→ **TASK STATEMENT**:
Type out the material below exactly.

━━━━━━━━━━━━━━━━

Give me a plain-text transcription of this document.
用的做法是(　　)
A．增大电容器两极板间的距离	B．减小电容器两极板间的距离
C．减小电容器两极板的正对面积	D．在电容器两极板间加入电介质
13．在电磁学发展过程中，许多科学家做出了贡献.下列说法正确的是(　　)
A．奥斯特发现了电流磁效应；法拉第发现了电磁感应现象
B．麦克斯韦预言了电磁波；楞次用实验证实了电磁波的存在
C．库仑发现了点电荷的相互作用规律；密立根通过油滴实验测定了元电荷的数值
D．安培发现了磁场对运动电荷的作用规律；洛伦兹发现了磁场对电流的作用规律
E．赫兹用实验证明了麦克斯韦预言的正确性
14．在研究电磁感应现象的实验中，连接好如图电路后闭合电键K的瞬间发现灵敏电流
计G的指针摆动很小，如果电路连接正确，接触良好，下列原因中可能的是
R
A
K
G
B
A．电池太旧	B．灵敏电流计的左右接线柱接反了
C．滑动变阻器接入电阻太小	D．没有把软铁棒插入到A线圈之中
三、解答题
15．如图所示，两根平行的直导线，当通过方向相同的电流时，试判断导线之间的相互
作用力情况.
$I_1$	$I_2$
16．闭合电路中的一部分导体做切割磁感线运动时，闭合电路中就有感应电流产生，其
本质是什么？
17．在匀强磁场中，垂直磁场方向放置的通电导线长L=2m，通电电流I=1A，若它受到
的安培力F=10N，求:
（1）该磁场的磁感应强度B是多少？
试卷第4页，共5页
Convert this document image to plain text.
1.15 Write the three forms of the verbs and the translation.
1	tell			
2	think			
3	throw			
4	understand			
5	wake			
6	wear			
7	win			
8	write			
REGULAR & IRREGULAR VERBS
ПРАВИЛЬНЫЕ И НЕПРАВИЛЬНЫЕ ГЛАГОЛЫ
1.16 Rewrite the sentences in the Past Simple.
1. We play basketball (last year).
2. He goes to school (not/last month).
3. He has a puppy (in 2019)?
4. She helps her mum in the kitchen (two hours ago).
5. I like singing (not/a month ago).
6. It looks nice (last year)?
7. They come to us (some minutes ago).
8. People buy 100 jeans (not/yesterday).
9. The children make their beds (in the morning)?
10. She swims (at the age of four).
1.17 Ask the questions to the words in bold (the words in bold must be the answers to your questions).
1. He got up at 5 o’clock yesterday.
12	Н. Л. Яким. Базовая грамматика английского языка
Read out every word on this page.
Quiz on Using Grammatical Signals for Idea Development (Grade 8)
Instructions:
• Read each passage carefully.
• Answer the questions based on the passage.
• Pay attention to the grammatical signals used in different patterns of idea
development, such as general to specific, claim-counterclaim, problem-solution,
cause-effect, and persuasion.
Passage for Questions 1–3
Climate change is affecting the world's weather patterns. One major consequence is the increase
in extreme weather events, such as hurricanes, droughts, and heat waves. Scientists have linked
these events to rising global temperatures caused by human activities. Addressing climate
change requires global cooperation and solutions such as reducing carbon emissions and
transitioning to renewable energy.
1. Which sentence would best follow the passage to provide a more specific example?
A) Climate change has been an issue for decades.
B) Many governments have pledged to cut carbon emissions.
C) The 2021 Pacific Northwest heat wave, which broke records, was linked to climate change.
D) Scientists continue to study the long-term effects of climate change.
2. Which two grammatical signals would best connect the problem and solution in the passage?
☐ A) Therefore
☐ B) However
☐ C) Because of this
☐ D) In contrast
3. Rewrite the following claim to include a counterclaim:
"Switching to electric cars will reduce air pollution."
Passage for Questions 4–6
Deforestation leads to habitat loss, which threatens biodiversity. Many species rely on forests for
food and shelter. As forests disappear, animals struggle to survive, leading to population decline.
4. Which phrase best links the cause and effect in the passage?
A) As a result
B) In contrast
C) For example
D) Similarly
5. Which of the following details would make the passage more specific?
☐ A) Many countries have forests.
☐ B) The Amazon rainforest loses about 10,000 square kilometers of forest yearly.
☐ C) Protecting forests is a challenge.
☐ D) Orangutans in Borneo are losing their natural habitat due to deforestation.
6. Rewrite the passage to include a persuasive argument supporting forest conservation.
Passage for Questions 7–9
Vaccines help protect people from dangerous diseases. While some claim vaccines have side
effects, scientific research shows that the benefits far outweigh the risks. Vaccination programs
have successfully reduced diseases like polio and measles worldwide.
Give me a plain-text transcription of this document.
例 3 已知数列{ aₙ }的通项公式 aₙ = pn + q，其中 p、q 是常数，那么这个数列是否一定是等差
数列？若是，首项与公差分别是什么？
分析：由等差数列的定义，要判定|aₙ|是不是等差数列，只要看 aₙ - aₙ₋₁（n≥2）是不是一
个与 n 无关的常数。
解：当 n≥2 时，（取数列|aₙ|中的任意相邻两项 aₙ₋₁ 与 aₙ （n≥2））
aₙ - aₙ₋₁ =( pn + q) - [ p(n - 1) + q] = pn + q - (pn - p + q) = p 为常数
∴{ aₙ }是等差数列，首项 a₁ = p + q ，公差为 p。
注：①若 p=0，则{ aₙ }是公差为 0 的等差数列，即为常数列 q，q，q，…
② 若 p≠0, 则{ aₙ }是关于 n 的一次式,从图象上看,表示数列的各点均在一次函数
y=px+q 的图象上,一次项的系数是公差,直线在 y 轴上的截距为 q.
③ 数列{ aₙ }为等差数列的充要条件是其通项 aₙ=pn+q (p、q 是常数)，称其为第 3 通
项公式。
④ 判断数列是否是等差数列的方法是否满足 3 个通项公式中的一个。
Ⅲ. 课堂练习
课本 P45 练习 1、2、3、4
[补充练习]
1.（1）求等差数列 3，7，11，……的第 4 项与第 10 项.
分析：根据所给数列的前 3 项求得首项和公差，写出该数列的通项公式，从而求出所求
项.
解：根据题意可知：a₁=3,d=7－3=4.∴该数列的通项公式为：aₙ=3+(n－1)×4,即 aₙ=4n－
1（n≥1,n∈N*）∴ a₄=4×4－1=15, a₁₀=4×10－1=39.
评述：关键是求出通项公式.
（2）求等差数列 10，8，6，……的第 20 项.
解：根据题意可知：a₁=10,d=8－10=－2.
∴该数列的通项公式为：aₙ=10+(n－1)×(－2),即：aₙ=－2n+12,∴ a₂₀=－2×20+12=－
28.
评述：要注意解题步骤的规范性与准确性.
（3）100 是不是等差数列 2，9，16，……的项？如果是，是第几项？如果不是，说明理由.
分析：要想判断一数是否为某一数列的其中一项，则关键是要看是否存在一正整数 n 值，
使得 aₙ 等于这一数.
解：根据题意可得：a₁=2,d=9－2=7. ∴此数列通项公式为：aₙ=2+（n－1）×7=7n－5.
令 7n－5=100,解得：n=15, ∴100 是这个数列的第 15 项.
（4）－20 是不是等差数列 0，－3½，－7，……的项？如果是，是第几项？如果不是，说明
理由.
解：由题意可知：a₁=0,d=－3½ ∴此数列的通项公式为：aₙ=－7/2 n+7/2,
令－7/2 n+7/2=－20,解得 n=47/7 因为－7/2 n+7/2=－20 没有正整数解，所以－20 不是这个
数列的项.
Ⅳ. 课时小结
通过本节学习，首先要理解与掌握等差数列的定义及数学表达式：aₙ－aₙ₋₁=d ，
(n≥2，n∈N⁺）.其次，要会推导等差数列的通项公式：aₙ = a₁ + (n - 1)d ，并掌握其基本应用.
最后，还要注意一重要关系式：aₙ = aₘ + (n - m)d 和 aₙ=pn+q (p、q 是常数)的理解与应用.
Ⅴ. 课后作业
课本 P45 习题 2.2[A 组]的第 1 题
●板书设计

━━━━━━━━━━━━━━━━

→ **THE RESPONSE**:
Give me a plain-text transcription of this document.
用的做法是(　　)
A．增大电容器两极板间的距离	B．减小电容器两极板间的距离
C．减小电容器两极板的正对面积	D．在电容器两极板间加入电介质
13．在电磁学发展过程中，许多科学家做出了贡献.下列说法正确的是(　　)
A．奥斯特发现了电流磁效应；法拉第发现了电磁感应现象
B．麦克斯韦预言了电磁波；楞次用实验证实了电磁波的存在
C．库仑发现了点电荷的相互作用规律；密立根通过油滴实验测定了元电荷的数值
D．安培发现了磁场对运动电荷的作用规律；洛伦兹发现了磁场对电流的作用规律
E．赫兹用实验证明了麦克斯韦预言的正确性
14．在研究电磁感应现象的实验中，连接好如图电路后闭合电键K的瞬间发现灵敏电流
计G的指针摆动很小，如果电路连接正确，接触良好，下列原因中可能的是
R
A
K
G
B
A．电池太旧	B．灵敏电流计的左右接线柱接反了
C．滑动变阻器接入电阻太小	D．没有把软铁棒插入到A线圈之中
三、解答题
15．如图所示，两根平行的直导线，当通过方向相同的电流时，试判断导线之间的相互
作用力情况.
$I_1$	$I_2$
16．闭合电路中的一部分导体做切割磁感线运动时，闭合电路中就有感应电流产生，其
本质是什么？
17．在匀强磁场中，垂直磁场方向放置的通电导线长L=2m，通电电流I=1A，若它受到
的安培力F=10N，求:
（1）该磁场的磁感应强度B是多少？
试卷第4页，共5页
Convert this document image to plain text.
1.15 Write the three forms of the verbs and the translation.
1	tell			
2	think			
3	throw			
4	understand			
5	wake			
6	wear			
7	win			
8	write			
REGULAR & IRREGULAR VERBS
ПРАВИЛЬНЫЕ И НЕПРАВИЛЬНЫЕ ГЛАГОЛЫ
1.16 Rewrite the sentences in the Past Simple.
1. We play basketball (last year).
2. He goes to school (not/last month).
3. He has a puppy (in 2019)?
4. She helps her mum in the kitchen (two hours ago).
5. I like singing (not/a month ago).
6. It looks nice (last year)?
7. They come to us (some minutes ago).
8. People buy 100 jeans (not/yesterday).
9. The children make their beds (in the morning)?
10. She swims (at the age of four).
1.17 Ask the questions to the words in bold (the words in bold must be the answers to your questions).
1. He got up at 5 o’clock yesterday.
12	Н. Л. Яким. Базовая грамматика английского языка
Read out every word on this page.
Quiz on Using Grammatical Signals for Idea Development (Grade 8)
Instructions:
• Read each passage carefully.
• Answer the questions based on the passage.
• Pay attention to the grammatical signals used in different patterns of idea
development, such as general to specific, claim-counterclaim, problem-solution,
cause-effect, and persuasion.
Passage for Questions 1–3
Climate change is affecting the world's weather patterns. One major consequence is the increase
in extreme weather events, such as hurricanes, droughts, and heat waves. Scientists have linked
these events to rising global temperatures caused by human activities. Addressing climate
change requires global cooperation and solutions such as reducing carbon emissions and
transitioning to renewable energy.
1. Which sentence would best follow the passage to provide a more specific example?
A) Climate change has been an issue for decades.
B) Many governments have pledged to cut carbon emissions.
C) The 2021 Pacific Northwest heat wave, which broke records, was linked to climate change.
D) Scientists continue to study the long-term effects of climate change.
2. Which two grammatical signals would best connect the problem and solution in the passage?
☐ A) Therefore
☐ B) However
☐ C) Because of this
☐ D) In contrast
3. Rewrite the following claim to include a counterclaim:
"Switching to electric cars will reduce air pollution."
Passage for Questions 4–6
Deforestation leads to habitat loss, which threatens biodiversity. Many species rely on forests for
food and shelter. As forests disappear, animals struggle to survive, leading to population decline.
4. Which phrase best links the cause and effect in the passage?
A) As a result
B) In contrast
C) For example
D) Similarly
5. Which of the following details would make the passage more specific?
☐ A) Many countries have forests.
☐ B) The Amazon rainforest loses about 10,000 square kilometers of forest yearly.
☐ C) Protecting forests is a challenge.
☐ D) Orangutans in Borneo are losing their natural habitat due to deforestation.
6. Rewrite the passage to include a persuasive argument supporting forest conservation.
Passage for Questions 7–9
Vaccines help protect people from dangerous diseases. While some claim vaccines have side
effects, scientific research shows that the benefits far outweigh the risks. Vaccination programs
have successfully reduced diseases like polio and measles worldwide.
Give me a plain-text transcription of this document.
例 3 已知数列{ aₙ }的通项公式 aₙ = pn + q，其中 p、q 是常数，那么这个数列是否一定是等差
数列？若是，首项与公差分别是什么？
分析：由等差数列的定义，要判定|aₙ|是不是等差数列，只要看 aₙ - aₙ₋₁（n≥2）是不是一
个与 n 无关的常数。
解：当 n≥2 时，（取数列|aₙ|中的任意相邻两项 aₙ₋₁ 与 aₙ （n≥2））
aₙ - aₙ₋₁ =( pn + q) - [ p(n - 1) + q] = pn + q - (pn - p + q) = p 为常数
∴{ aₙ }是等差数列，首项 a₁ = p + q ，公差为 p。
注：①若 p=0，则{ aₙ }是公差为 0 的等差数列，即为常数列 q，q，q，…
② 若 p≠0, 则{ aₙ }是关于 n 的一次式,从图象上看,表示数列的各点均在一次函数
y=px+q 的图象上,一次项的系数是公差,直线在 y 轴上的截距为 q.
③ 数列{ aₙ }为等差数列的充要条件是其通项 aₙ=pn+q (p、q 是常数)，称其为第 3 通
项公式。
④ 判断数列是否是等差数列的方法是否满足 3 个通项公式中的一个。
Ⅲ. 课堂练习
课本 P45 练习 1、2、3、4
[补充练习]
1.（1）求等差数列 3，7，11，……的第 4 项与第 10 项.
分析：根据所给数列的前 3 项求得首项和公差，写出该数列的通项公式，从而求出所求
项.
解：根据题意可知：a₁=3,d=7－3=4.∴该数列的通项公式为：aₙ=3+(n－1)×4,即 aₙ=4n－
1（n≥1,n∈N*）∴ a₄=4×4－1=15, a₁₀=4×10－1=39.
评述：关键是求出通项公式.
（2）求等差数列 10，8，6，……的第 20 项.
解：根据题意可知：a₁=10,d=8－10=－2.
∴该数列的通项公式为：aₙ=10+(n－1)×(－2),即：aₙ=－2n+12,∴ a₂₀=－2×20+12=－
28.
评述：要注意解题步骤的规范性与准确性.
（3）100 是不是等差数列 2，9，16，……的项？如果是，是第几项？如果不是，说明理由.
分析：要想判断一数是否为某一数列的其中一项，则关键是要看是否存在一正整数 n 值，
使得 aₙ 等于这一数.
解：根据题意可得：a₁=2,d=9－2=7. ∴此数列通项公式为：aₙ=2+（n－1）×7=7n－5.
令 7n－5=100,解得：n=15, ∴100 是这个数列的第 15 项.
（4）－20 是不是等差数列 0，－3½，－7，……的项？如果是，是第几项？如果不是，说明
理由.
解：由题意可知：a₁=0,d=－3½ ∴此数列的通项公式为：aₙ=－7/2 n+7/2,
令－7/2 n+7/2=－20,解得 n=47/7 因为－7/2 n+7/2=－20 没有正整数解，所以－20 不是这个
数列的项.
Ⅳ. 课时小结
通过本节学习，首先要理解与掌握等差数列的定义及数学表达式：aₙ－aₙ₋₁=d ，
(n≥2，n∈N⁺）.其次，要会推导等差数列的通项公式：aₙ = a₁ + (n - 1)d ，并掌握其基本应用.
最后，还要注意一重要关系式：aₙ = aₘ + (n - m)d 和 aₙ=pn+q (p、q 是常数)的理解与应用.
Ⅴ. 课后作业
课本 P45 习题 2.2[A 组]的第 1 题
●板书设计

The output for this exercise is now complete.